Material for this exercise -
----
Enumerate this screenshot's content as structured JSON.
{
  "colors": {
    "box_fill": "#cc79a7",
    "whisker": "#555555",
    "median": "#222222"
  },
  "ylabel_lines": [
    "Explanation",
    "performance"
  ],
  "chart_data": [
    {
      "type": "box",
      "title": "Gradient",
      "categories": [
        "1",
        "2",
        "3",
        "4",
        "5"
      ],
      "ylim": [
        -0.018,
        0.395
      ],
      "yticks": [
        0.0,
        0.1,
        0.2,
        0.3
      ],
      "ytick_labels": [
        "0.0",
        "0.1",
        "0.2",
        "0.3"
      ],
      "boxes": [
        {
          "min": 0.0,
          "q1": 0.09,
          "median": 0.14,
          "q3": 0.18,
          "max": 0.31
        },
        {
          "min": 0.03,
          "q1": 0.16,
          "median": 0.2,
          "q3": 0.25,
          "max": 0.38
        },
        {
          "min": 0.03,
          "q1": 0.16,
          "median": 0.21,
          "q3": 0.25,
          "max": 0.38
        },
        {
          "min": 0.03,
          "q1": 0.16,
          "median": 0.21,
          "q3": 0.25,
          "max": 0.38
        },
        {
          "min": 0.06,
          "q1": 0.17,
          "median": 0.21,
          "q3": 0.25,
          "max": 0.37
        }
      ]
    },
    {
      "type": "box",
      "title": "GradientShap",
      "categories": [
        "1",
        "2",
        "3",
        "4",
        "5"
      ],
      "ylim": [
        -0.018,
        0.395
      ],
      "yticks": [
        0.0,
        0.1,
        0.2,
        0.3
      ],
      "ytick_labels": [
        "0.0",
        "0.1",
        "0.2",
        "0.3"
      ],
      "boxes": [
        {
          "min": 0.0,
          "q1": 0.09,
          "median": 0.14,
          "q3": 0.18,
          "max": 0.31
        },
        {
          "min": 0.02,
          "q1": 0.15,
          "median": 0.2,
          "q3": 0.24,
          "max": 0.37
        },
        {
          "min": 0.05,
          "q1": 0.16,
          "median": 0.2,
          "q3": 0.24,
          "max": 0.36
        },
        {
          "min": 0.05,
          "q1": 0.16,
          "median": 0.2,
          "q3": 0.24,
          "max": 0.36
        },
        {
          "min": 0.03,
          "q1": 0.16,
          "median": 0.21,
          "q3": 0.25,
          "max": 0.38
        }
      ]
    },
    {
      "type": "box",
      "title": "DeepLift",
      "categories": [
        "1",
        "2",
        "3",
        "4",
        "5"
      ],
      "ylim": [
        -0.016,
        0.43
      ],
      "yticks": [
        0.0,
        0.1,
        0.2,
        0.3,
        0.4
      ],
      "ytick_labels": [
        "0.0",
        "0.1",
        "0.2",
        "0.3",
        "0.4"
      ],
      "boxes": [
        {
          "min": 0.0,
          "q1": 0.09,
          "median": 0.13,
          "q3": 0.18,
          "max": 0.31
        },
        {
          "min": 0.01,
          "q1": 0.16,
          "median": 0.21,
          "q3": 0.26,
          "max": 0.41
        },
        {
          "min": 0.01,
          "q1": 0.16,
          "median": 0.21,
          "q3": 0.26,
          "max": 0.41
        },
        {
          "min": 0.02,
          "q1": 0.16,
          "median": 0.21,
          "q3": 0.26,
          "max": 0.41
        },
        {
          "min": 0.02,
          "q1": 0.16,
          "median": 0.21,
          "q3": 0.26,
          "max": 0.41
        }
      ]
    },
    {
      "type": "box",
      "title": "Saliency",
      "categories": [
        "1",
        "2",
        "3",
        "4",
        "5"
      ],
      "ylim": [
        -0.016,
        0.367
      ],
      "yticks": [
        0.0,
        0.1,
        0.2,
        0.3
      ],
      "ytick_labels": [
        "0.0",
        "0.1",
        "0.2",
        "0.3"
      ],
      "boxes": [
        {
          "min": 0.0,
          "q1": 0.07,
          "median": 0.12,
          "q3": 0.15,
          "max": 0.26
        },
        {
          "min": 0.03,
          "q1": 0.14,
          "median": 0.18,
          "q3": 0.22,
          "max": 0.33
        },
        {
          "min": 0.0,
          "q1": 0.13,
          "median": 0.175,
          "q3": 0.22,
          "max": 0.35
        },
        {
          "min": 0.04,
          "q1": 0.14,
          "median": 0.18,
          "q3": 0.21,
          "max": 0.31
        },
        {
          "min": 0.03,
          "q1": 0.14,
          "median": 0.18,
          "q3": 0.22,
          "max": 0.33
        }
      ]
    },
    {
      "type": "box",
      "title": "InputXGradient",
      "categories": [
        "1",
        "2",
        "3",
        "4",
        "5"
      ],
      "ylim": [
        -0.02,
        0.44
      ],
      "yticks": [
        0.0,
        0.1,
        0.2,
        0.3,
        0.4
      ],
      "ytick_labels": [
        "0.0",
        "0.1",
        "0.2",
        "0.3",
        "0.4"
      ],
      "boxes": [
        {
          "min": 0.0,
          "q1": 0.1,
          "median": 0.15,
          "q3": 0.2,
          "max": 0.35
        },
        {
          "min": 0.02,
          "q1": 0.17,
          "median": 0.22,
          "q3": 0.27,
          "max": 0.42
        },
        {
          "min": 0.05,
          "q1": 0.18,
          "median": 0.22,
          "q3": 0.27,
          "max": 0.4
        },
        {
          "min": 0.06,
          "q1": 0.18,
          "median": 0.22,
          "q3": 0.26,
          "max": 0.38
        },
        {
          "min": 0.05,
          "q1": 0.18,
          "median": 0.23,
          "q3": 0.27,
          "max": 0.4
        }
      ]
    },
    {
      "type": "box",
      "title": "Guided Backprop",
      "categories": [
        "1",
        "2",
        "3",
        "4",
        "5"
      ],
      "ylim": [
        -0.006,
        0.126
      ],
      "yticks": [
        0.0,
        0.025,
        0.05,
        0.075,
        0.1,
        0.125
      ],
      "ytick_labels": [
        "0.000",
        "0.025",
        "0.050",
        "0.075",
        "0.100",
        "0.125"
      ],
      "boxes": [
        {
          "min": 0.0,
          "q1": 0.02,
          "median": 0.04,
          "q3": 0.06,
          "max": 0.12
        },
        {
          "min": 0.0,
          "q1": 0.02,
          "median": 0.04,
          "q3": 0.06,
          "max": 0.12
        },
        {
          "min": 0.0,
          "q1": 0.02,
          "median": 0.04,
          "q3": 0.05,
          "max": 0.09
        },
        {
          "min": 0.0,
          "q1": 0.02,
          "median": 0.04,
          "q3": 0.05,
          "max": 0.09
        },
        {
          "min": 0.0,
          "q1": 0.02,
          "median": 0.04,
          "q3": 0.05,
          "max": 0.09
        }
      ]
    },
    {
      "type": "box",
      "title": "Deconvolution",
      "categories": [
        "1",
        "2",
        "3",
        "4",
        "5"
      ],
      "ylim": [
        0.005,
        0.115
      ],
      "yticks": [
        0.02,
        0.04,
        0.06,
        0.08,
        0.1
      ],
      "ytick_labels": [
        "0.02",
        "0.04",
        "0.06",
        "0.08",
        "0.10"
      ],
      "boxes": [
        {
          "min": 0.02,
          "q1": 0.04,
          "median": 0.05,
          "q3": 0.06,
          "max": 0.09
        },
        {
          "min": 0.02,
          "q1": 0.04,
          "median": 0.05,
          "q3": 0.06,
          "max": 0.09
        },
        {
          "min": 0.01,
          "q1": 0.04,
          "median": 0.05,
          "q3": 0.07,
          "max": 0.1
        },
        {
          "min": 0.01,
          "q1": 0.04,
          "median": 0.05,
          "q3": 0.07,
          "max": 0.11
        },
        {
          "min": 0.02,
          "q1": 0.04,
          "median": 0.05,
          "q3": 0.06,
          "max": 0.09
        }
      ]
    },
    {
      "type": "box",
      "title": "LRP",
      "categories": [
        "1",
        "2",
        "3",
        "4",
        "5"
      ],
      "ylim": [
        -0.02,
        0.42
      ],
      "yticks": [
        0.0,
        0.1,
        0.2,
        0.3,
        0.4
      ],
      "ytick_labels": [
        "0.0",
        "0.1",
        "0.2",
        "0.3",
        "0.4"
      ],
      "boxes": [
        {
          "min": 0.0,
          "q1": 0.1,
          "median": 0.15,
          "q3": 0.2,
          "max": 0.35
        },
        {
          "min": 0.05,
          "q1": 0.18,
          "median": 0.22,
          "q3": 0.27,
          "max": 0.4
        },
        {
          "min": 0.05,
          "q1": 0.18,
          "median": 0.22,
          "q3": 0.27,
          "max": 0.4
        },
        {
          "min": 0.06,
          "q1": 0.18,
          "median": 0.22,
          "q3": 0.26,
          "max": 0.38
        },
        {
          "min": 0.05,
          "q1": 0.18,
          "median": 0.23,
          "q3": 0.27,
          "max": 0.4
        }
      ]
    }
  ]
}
----
Find the lines above that contain the word "title" and collect them.

Solution for this problem -
      "title": "Gradient",
      "title": "GradientShap",
      "title": "DeepLift",
      "title": "Saliency",
      "title": "InputXGradient",
      "title": "Guided Backprop",
      "title": "Deconvolution",
      "title": "LRP",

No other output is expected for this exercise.